Orphans of Trade
How to help all of Cuba's children.
It's fitting that the saga of Elian Gonzales, the young Cuban refugee rescued off the coast of Florida, unfolded coincidentally with December's World Trade Organization meeting in Seattle. Like the WTO event, Elian's story –now playing out as a geopolitical custody battle–raises deep questions about international trade and economics more generally. The boy has lost his mother and is separated from his father, but his situation reminds us that all Cubans face loss on a daily basis: They are orphans of trade, suffering under policies that minimize the commercial activities that would make their lives richer both in goods and opportunities.
Late last year, Elian, his mother, and 12 other people boarded an overloaded 17-foot-long aluminum motorboat and surreptitiously set sail for America across famously treacherous, shark-filled waters. Within hours, the boat capsized, and eventually all but Elian and two other passengers drowned. That sane people are willing to take such risks suggests the desperation of life for many in Castro's Cuba (that the U.S. Coast Guard reported intercepting more than 1,200 similar "rafters" in 1999 only underscores the extent of the problems there).
Castro's economic policies are a prime mover in this tragedy. As one of Elian's Florida-based relatives suggested to the press, the lure of the U.S. to Cubans is closely linked to the greater economic opportunities here. If the courts rule that Elian can stay in the U.S., "he's going to have a future, a career, all the things he wouldn't have there," said the relative.
Despite his continual pronouncements that the 39-year-old U.S. trade embargo is the root of Cuba's misery, Castro has long pursued economic policies every bit as repressive as his political ones; his nation routinely scores at the very bottom in international rankings of economic and political freedom. The predictable result: Though free to deal with all but the U.S. and rich in potential, the Cuban economy produces virtually nothing of value to trade. Many basic items continue to be rationed in a world economy overstocked with commodities of every sort.
Following the fall of the Soviet Union–and the loss of subsidies that amounted to as much as $100 billion between 1961 and 1989–Castro did liberalize the economy somewhat. In the mid-1990s, for instance, he legalized use of U.S. dollars in certain sectors, allowed greater foreign investment, and made it easier for Cubans to register as "self-employed" and start their own businesses.
However, such entrepreneurial activity is by its nature disruptive and decentralizing, and the 73-year-old ruler has more recently reasserted economic controls. High taxes and fines have reduced the officially "self-employed" from about 200,000 in 1996 to around 133,000 today, and, as the Ft. Lauderdale Sun-Sentinel reports, fickle government policies have substantially slowed new foreign investment (down 50 percent between 1997 and 1998). Unsurprisingly, Political Risk Services, a consulting firm that gauges international investment conditions, now ranks Cuba's business climate in the bottom five of the 100 countries it analyzes.

━━━━━━━━━━

● **What the task asks**:
Answer these questions about the article on Cuba above:
(a) How long was the aluminum motorboat that Elian and his mother boarded?
(b) How many "rafters" did the U.S. Coast Guard report intercepting in 1999?
(c) By how much did the number of officially "self-employed" Cubans fall, and over what span?

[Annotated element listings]
━━━━━━━━━━

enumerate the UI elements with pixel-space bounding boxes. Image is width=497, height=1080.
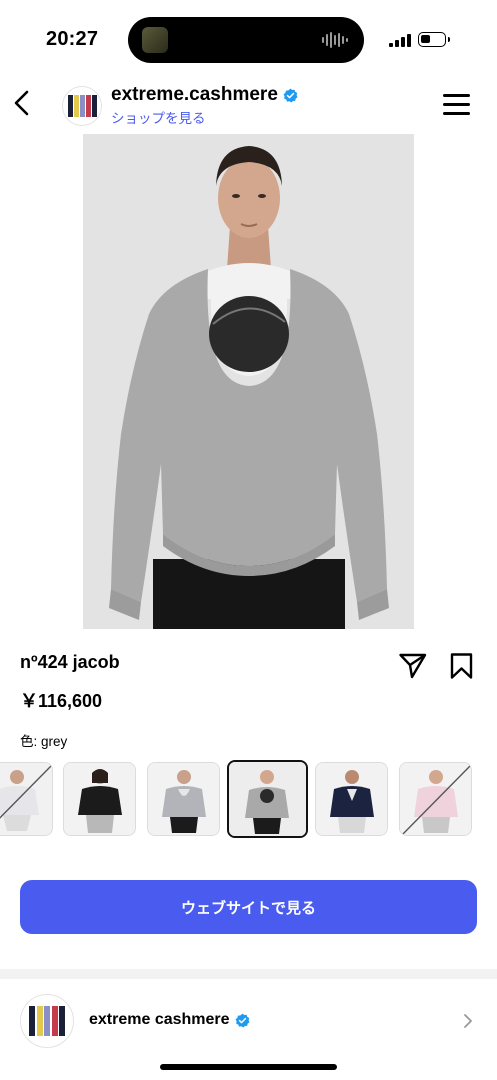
bookmark-icon bbox=[450, 653, 473, 679]
color-variants bbox=[0, 760, 497, 838]
view-shop-link[interactable]: ショップを見る bbox=[111, 107, 206, 127]
shop-header: extreme.cashmere ショップを見る bbox=[0, 72, 497, 134]
variant-white[interactable] bbox=[0, 762, 53, 836]
status-time: 20:27 bbox=[46, 28, 99, 50]
verified-icon bbox=[235, 1013, 249, 1027]
share-icon bbox=[399, 653, 427, 679]
save-button[interactable] bbox=[449, 652, 474, 680]
section-divider bbox=[0, 969, 497, 979]
share-button[interactable] bbox=[398, 652, 428, 680]
back-icon bbox=[14, 90, 29, 116]
shop-avatar[interactable] bbox=[62, 86, 102, 126]
variant-light-grey[interactable] bbox=[147, 762, 220, 836]
variant-pink[interactable] bbox=[399, 762, 472, 836]
shop-row-name-text: extreme cashmere bbox=[89, 1011, 230, 1028]
menu-button[interactable] bbox=[443, 94, 470, 116]
cellular-signal-icon bbox=[389, 34, 411, 47]
audio-waveform-icon bbox=[322, 31, 348, 49]
product-image[interactable] bbox=[83, 134, 414, 629]
product-name: nº424 jacob bbox=[20, 652, 120, 672]
now-playing-thumbnail bbox=[142, 27, 168, 53]
product-photo bbox=[83, 134, 414, 629]
back-button[interactable] bbox=[10, 88, 38, 118]
shop-name-text: extreme.cashmere bbox=[111, 84, 278, 105]
verified-icon bbox=[283, 88, 298, 102]
color-label: 色: grey bbox=[20, 734, 68, 749]
variant-grey-selected[interactable] bbox=[227, 760, 308, 838]
battery-icon bbox=[418, 32, 450, 47]
shop-row[interactable]: extreme cashmere bbox=[0, 980, 497, 1060]
variant-navy[interactable] bbox=[315, 762, 388, 836]
product-price: ￥116,600 bbox=[20, 691, 103, 711]
shop-name[interactable]: extreme.cashmere bbox=[111, 84, 298, 106]
dynamic-island bbox=[128, 17, 364, 63]
view-website-button[interactable]: ウェブサイトで見る bbox=[20, 880, 477, 934]
status-bar: 20:27 bbox=[0, 0, 497, 66]
menu-icon bbox=[443, 94, 470, 115]
shop-row-avatar bbox=[20, 994, 74, 1048]
variant-black[interactable] bbox=[63, 762, 136, 836]
home-indicator bbox=[160, 1064, 337, 1070]
chevron-right-icon bbox=[464, 1014, 472, 1028]
shop-row-name: extreme cashmere bbox=[89, 1011, 250, 1029]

━━━━━━━━━━

● **Exercise response**:
(a) It was 17 feet long.
(b) It reported intercepting more than 1,200.
(c) It fell from about 200,000 in 1996 to around 133,000 today.